Problem set>
(a) Answer these questions from the weaving blog post:
(i) How often does the Handweavers Guild of America organize Convergence?
(ii) On what loom did the writer first learn to weave?
(iii) How long was the delay in Louet orders?
(b) List every loom model named in the weaving blog post.
(c) Carry the weaving blog post on from its last sentence.

Text block>
New photos of the sample to follow soon.

Sunday, December 20, 2015

Three looms A Day

 Here are the new napkins for our family in process on the Toika.  This  loom and this project are very special to me.  The Toika Eeva is the first floor  loom I have purchased brand new.  It's a long story and one I enjoy telling.

In July 2014 we went on a car trip to New England to visit Cape Cod, friends in Dartmouth, Massachusetts and to stop at the Marketplace at Convergence in Providence, RI.

A couple words about Convergence.  Every 2 years, Handweavers Guild of American (HGA) organizes a large conference for weavers, spinners and dyers.  It used to be THE place to go if you did any of those crafts.  Nowadays, most people seem to be attending classes closer to home and enjoy seeing the newest yarns, spinning wheels, drop spindles, etc. at shows like Maryland Sheep & Wool, Estes Park Wool Market and New York Sheep & Wool (often called Rhinebeck).  My personal favorite is Maryland Sheep & Wool but that may be because I live in Maryland and have for close to 30 years.

So, in 2014 we were in New England at the same time as Convergence and decided to go to the Marketplace so I could try the various computer assisted countermarch looms that interested me.  I started weaving on a Schacht Baby Wolf jack type loom.  A couple of years later, I bought a used countermarch/counterbalance 8 shaft Glimakra Standard because I experienced back and leg pain when weaving on the Baby Wolf.  I continue to weave on the Glimakra  and I enjoy it but there are some days my body can't deal with using treadles at all.  I knew the time for something easier, like a computer assisted loom which lifts the shafts for you, had arrived.  I wanted to stick with a countermarch loom because I love the shed size and how quiet they are to operate.

There were only 3 looms that interested me, Leclerc Weaverbird, Louet Megado and Toika Eeva.  I had always heard the Toika was the Cadillac of computer assisted looms and, supposedly, the most expensive.  I knew I wanted 16 shafts and I wanted at least 48" weaving width so I could weave wide rugs. We arrived at the Marketplace for opening and I expected them to be prepared.  Leclerc was the first booth we found but they were not ready for customers yet.  I watched as the company owner worked on a sampler he had on the loom.  I was concerned about how noisy the shafts were as they rose and lowered to create the shed for the shuttle.  Although it was a countermarch, the loom controls were metal and seemed quite loud.

Next stop was to visit Louet.  They were busy threading the loom and completing the set up of the computer which worked to raise and lower shafts.  They suggested we return in 15-20 minutes and they would be ready.  I stood and watched as they worked on the loom and became discouraged as I watched one person after another approach the company president and request information about the part they had ordered.  I learned that there was a 2-3 month delay in orders and many were turned away without news of when they could expect their part.  It seemed like a bad sign.

(Element box annotations)
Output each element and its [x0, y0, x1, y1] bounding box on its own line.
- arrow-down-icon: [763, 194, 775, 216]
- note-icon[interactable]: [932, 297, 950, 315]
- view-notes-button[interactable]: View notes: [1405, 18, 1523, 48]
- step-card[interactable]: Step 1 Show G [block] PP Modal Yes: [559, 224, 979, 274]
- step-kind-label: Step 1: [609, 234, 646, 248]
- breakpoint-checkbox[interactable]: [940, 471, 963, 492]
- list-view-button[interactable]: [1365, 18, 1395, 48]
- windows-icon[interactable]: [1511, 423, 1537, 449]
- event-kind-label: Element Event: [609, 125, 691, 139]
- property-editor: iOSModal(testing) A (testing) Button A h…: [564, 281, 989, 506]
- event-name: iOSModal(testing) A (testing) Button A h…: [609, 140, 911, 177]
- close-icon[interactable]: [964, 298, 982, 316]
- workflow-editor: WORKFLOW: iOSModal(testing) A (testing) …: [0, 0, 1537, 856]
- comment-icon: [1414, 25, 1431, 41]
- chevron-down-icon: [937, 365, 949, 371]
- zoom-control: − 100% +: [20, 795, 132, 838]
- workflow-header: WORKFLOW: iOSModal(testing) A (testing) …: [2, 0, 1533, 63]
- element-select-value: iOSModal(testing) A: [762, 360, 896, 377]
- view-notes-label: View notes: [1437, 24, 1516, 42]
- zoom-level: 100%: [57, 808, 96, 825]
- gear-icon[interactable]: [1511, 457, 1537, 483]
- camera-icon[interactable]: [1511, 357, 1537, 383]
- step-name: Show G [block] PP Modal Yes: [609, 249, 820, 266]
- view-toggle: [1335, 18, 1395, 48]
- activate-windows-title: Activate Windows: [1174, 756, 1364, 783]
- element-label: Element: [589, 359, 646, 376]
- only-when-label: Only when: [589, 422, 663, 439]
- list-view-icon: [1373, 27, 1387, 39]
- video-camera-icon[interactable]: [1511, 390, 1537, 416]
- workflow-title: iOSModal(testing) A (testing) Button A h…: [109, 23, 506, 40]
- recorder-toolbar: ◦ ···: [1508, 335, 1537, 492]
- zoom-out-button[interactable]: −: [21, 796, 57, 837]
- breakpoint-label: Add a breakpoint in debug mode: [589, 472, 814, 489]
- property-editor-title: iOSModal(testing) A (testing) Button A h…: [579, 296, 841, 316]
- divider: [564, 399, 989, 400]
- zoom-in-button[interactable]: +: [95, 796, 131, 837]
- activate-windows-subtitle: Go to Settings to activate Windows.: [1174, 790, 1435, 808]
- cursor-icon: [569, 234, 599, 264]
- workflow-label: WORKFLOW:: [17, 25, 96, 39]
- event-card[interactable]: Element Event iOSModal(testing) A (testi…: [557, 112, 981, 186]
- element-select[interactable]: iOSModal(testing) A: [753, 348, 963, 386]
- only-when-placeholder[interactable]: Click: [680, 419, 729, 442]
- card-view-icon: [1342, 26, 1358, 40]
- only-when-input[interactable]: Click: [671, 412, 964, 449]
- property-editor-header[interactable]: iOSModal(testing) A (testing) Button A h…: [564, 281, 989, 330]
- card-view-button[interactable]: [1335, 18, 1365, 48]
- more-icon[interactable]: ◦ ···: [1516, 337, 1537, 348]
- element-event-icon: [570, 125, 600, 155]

Written responses>
(a)
(i) Every 2 years.
(ii) A Schacht Baby Wolf jack type loom.
(iii) 2-3 months.

(b) Toika Eeva, Schacht Baby Wolf, Glimakra Standard, Leclerc Weaverbird, Louet Megado

(c)
On to Toika.  The loom was set up and ready for me to try weaving on it.  I was introduced to the various features of the loom and invited to sit down and weave.  It was everything I had hoped for.  It was quiet, it was easy to operate and understand.  I learned that if I ordered a new loom, the Elkins (US dealers for Toika is WEBS in Northampton, Mass.) would come to my home and set up the computer box that sat on the top of the loom and give me an introductory lesson for using the loom.  In addition, the software needed to operate the loom was included in the price.  It was  the Cadillac others had dubbed it and the price was less than other looms I was considering.

I wanted to decide then and there but thought the wisest thing to do was to think about it.  I stopped at Louet and the loom was ready for a test drive.  There was still a part missing, I don't remember what, but it effected my decision since even the owner was unable to get the parts from the main company in Holland.  In addition, it required a lot of leg strength to raise and lower the shafts.  That was the one thing I was looking to avoid!  We also stopped at Leclerc and I wove for a few minutes on that loom. Although it was easy to operate, it was not as quiet as the Toika and the clinking and clanging of the wires as they lifted and lowered the shafts was very annoying.  Plus, there was no one to help with setup.  You receive over 40 boxes of loom pieces and you are responsible for assembly.  Not ideal.

I gave it a night but truth be told I knew as we left the Marketplace that my mind was made up.  The Toika was everything I wanted and needed and I called Barbara Elkins the next morning and ordered the loom.  It was a great choice.  I love my loom a year later!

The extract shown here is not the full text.